[Saved entries]
::::

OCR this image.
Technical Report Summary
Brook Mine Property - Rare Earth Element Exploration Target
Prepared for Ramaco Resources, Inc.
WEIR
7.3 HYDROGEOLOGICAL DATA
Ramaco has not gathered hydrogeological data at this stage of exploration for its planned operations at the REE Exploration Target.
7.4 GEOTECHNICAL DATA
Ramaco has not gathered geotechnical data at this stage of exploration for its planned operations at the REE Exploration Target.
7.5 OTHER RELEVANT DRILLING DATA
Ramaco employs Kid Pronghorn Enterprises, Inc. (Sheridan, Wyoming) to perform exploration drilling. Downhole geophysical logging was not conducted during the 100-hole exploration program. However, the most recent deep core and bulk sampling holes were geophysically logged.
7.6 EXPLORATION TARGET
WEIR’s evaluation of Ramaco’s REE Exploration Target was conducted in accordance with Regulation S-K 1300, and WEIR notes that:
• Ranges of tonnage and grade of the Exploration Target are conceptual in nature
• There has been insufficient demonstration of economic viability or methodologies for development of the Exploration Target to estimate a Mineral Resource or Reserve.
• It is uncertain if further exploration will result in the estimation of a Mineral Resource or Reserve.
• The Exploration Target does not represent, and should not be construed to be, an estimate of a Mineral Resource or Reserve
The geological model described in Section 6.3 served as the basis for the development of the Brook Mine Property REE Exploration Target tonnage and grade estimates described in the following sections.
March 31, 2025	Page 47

::::

In the entries above, find every line with the word "development" and list it.

In response:
• There has been insufficient demonstration of economic viability or methodologies for development of the Exploration Target to estimate a Mineral Resource or Reserve.
The geological model described in Section 6.3 served as the basis for the development of the Brook Mine Property REE Exploration Target tonnage and grade estimates described in the following sections.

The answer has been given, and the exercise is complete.